======== Passage fourni ========
Ceux que, pendant vingt ans, le peuple de France a fêtés, acclamés, adulés et qu'il repousse aujourd'hui par lassitude, peur, lâcheté, ingratitude, s'en vont retrouver un foyer, un champ, une armoire pour ranger les vieilles frusques brossées, les larmes aux yeux, le 15 août et le 2 décembre, parce qu'on les remettra peut-être un jour, quand "Il " reviendra, un cadre pour accrocher les titres de noblesse, le congé et la croix, des gosses pour apprendre l'exercice, des amis pour écouter les veillées de Schoenbrunn et la retraite de Russie, des "anciens" avec lesquels, les jours de marché, on trinque à l'Autre. Il y a ceux que la police surveille. Dans des garnis de misère, ils vivent, en chambrées, expédients ou de menus travaux. Tracassés, aigris, ils bousculent les ultras, les tuent en duel, disparaissent, gagnent la frontière ou se suicident. Il y a des victimes de la politique, de la haine, des bandits qui tuent au nom du roi l'élite de la Grande Armée. Brune, assassiné, finira dans le Rhône ; Ney, "le brave des braves" sera fusillé comme le jeune La Bédoyère rallié à Napoléon au retour de l'Île d'Elbe et combien d'autres encore

Il y a ceux qui conspirent avec ou sans espoir, pour se griser d'action et de souvenir. Cest l'occasion de parler de "l'Autre ". Il y a ceux qui étranglent de rage et préfèrent s'expatrier. Ils sont bien accueillis. Ils vont jusqu'en Hongrie, en Turquie, en Perse, en Amérique, "terre de liberté et champ d'asile". Mais une foi irraisonnée, invincible, dans la destinée grandiose de l'Empereur anime ces fidèles officiers et ces braves soldats. "Il" reviendra, car il est plus malin que ces "cochons de royalistes". "Il" reviendra ! Dieu soit loué !


Les Demi-Soldes Demi-s10

L'adaptattion cinématographique du livre "Les Demi-soldes" de G. d'Esparbès, 1933

Il revient ce quinzième jour de décembre1840, dans cette capitale qu'il a façonnée avec son génie hors du commun, pour venir dormir de son dernier sommeil."Au milieu de ce peuple français qu'il a tant aimé !"
======== Lignes de données ========
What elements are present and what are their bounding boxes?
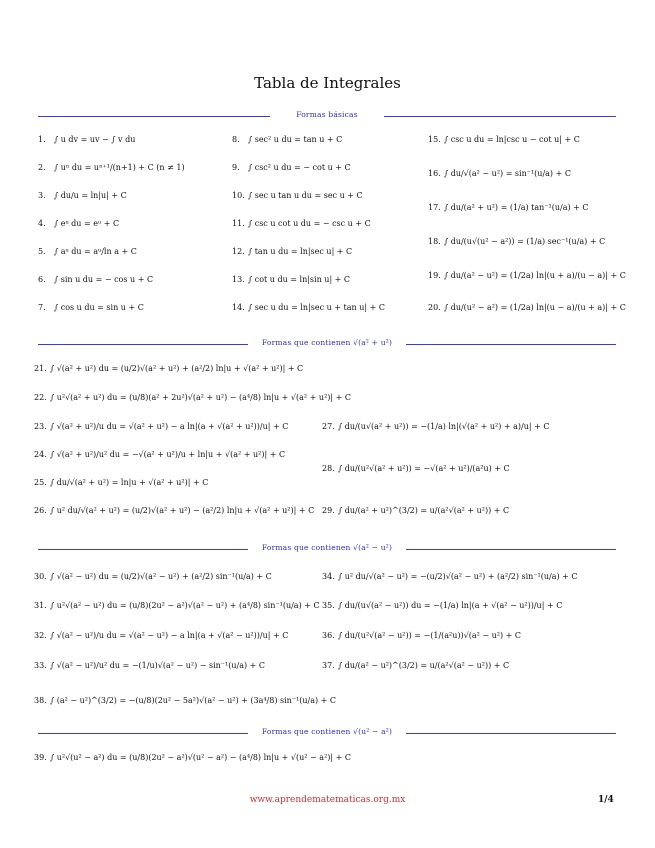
section-label: Formas básicas: [296, 110, 358, 119]
section-label: Formas que contienen √(a² + u²): [261, 338, 393, 347]
page-number: 1/4: [598, 795, 614, 805]
formula-28: 28. ∫ du/(u²√(a² + u²)) = −√(a² + u²)/(a²u) + C: [322, 464, 510, 473]
formula-19: 19. ∫ du/(a² − u²) = (1/2a) ln|(u + a)/(u − a)| + C: [428, 271, 626, 280]
formula-14: 14. ∫ sec u du = ln|sec u + tan u| + C: [232, 303, 385, 312]
section-rule: [406, 733, 616, 734]
formula-21: 21. ∫ √(a² + u²) du = (u/2)√(a² + u²) + (a²/2) ln|u + √(a² + u²)| + C: [34, 364, 304, 373]
formula-33: 33. ∫ √(a² − u²)/u² du = −(1/u)√(a² − u²) − sin⁻¹(u/a) + C: [34, 661, 265, 670]
formula-24: 24. ∫ √(a² + u²)/u² du = −√(a² + u²)/u + ln|u + √(a² + u²)| + C: [34, 450, 286, 459]
formula-22: 22. ∫ u²√(a² + u²) du = (u/8)(a² + 2u²)√(a² + u²) − (a⁴/8) ln|u + √(a² + u²)| + C: [34, 393, 351, 402]
section-label: Formas que contienen √(u² − a²): [261, 727, 393, 736]
formula-6: 6. ∫ sin u du = − cos u + C: [38, 275, 154, 284]
formula-34: 34. ∫ u² du/√(a² − u²) = −(u/2)√(a² − u²) + (a²/2) sin⁻¹(u/a) + C: [322, 572, 578, 581]
formula-39: 39. ∫ u²√(u² − a²) du = (u/8)(2u² − a²)√(u² − a²) − (a⁴/8) ln|u + √(u² − a²)| + C: [34, 753, 351, 762]
formula-10: 10. ∫ sec u tan u du = sec u + C: [232, 191, 363, 200]
formula-4: 4. ∫ eᵘ du = eᵘ + C: [38, 219, 120, 228]
formula-8: 8. ∫ sec² u du = tan u + C: [232, 135, 343, 144]
formula-7: 7. ∫ cos u du = sin u + C: [38, 303, 144, 312]
formula-27: 27. ∫ du/(u√(a² + u²)) = −(1/a) ln|(√(a² + u²) + a)/u| + C: [322, 422, 550, 431]
section-header-basicas: [38, 110, 616, 122]
section-header-a2-minus-u2: [38, 543, 616, 555]
formula-2: 2. ∫ uⁿ du = uⁿ⁺¹/(n+1) + C (n ≠ 1): [38, 163, 185, 172]
formula-17: 17. ∫ du/(a² + u²) = (1/a) tan⁻¹(u/a) + C: [428, 203, 589, 212]
formula-38: 38. ∫ (a² − u²)^(3/2) = −(u/8)(2u² − 5a²)√(a² − u²) + (3a⁴/8) sin⁻¹(u/a) + C: [34, 696, 337, 705]
formula-37: 37. ∫ du/(a² − u²)^(3/2) = u/(a²√(a² − u²)) + C: [322, 661, 510, 670]
section-header-a2-plus-u2: [38, 338, 616, 350]
page-title: Tabla de Integrales: [254, 74, 401, 92]
formula-12: 12. ∫ tan u du = ln|sec u| + C: [232, 247, 353, 256]
formula-31: 31. ∫ u²√(a² − u²) du = (u/8)(2u² − a²)√(a² − u²) + (a⁴/8) sin⁻¹(u/a) + C: [34, 601, 320, 610]
formula-23: 23. ∫ √(a² + u²)/u du = √(a² + u²) − a ln|(a + √(a² + u²))/u| + C: [34, 422, 289, 431]
formula-32: 32. ∫ √(a² − u²)/u du = √(a² − u²) − a ln|(a + √(a² − u²))/u| + C: [34, 631, 289, 640]
section-rule: [406, 549, 616, 550]
formula-36: 36. ∫ du/(u²√(a² − u²)) = −(1/(a²u))√(a² − u²) + C: [322, 631, 522, 640]
formula-9: 9. ∫ csc² u du = − cot u + C: [232, 163, 351, 172]
formula-35: 35. ∫ du/(u√(a² − u²)) du = −(1/a) ln|(a + √(a² − u²))/u| + C: [322, 601, 563, 610]
section-label: Formas que contienen √(a² − u²): [261, 543, 393, 552]
formula-30: 30. ∫ √(a² − u²) du = (u/2)√(a² − u²) + (a²/2) sin⁻¹(u/a) + C: [34, 572, 272, 581]
formula-11: 11. ∫ csc u cot u du = − csc u + C: [232, 219, 371, 228]
formula-29: 29. ∫ du/(a² + u²)^(3/2) = u/(a²√(a² + u²)) + C: [322, 506, 510, 515]
footer-url-link[interactable]: www.aprendematematicas.org.mx: [249, 795, 406, 805]
formula-1: 1. ∫ u dv = uv − ∫ v du: [38, 135, 136, 144]
formula-16: 16. ∫ du/√(a² − u²) = sin⁻¹(u/a) + C: [428, 169, 571, 178]
formula-3: 3. ∫ du/u = ln|u| + C: [38, 191, 127, 200]
formula-15: 15. ∫ csc u du = ln|csc u − cot u| + C: [428, 135, 580, 144]
section-rule: [384, 116, 616, 117]
formula-5: 5. ∫ aᵘ du = aᵘ/ln a + C: [38, 247, 137, 256]
section-rule: [406, 344, 616, 345]
formula-26: 26. ∫ u² du/√(a² + u²) = (u/2)√(a² + u²) − (a²/2) ln|u + √(a² + u²)| + C: [34, 506, 315, 515]
formula-13: 13. ∫ cot u du = ln|sin u| + C: [232, 275, 351, 284]
section-header-u2-minus-a2: [38, 727, 616, 739]
formula-25: 25. ∫ du/√(a² + u²) = ln|u + √(a² + u²)| + C: [34, 478, 209, 487]
formula-20: 20. ∫ du/(u² − a²) = (1/2a) ln|(u − a)/(u + a)| + C: [428, 303, 626, 312]
formula-18: 18. ∫ du/(u√(u² − a²)) = (1/a) sec⁻¹(u/a) + C: [428, 237, 606, 246]
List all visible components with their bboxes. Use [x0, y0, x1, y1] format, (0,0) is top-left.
========
- [Exigences du problème]: Reproduisez à l'identique l'extrait du passage sur les demi-soldes compris entre « Il y a ceux qui conspirent » et « soit loué ! », bornes incluses. Les lignes ne sont pas nécessaires au traitement.

- [Sortie]:
Il y a ceux qui conspirent avec ou sans espoir, pour se griser d'action et de souvenir. Cest l'occasion de parler de "l'Autre ". Il y a ceux qui étranglent de rage et préfèrent s'expatrier. Ils sont bien accueillis. Ils vont jusqu'en Hongrie, en Turquie, en Perse, en Amérique, "terre de liberté et champ d'asile". Mais une foi irraisonnée, invincible, dans la destinée grandiose de l'Empereur anime ces fidèles officiers et ces braves soldats. "Il" reviendra, car il est plus malin que ces "cochons de royalistes". "Il" reviendra ! Dieu soit loué !